**What you need to do**: Give the number of lines that contain the string "Jacqueline", please, and nothing else.

Saved entries:
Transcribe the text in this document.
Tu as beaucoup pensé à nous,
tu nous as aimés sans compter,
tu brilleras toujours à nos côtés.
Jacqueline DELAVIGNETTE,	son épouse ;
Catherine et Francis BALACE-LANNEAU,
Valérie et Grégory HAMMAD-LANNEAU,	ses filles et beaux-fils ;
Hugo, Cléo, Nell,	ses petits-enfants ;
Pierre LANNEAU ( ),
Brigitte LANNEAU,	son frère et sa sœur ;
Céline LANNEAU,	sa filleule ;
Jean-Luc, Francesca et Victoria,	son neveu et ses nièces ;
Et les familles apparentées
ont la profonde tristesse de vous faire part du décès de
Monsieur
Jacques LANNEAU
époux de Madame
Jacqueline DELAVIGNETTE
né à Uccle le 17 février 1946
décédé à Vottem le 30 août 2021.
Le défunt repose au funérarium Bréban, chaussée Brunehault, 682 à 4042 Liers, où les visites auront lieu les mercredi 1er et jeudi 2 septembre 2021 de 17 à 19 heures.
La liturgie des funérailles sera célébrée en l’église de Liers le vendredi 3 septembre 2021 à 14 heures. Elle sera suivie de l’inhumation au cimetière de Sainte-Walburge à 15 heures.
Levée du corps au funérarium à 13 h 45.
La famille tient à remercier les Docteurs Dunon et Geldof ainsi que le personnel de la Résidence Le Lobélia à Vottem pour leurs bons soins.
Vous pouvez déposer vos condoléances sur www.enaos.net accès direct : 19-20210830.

**Result of this task**: 2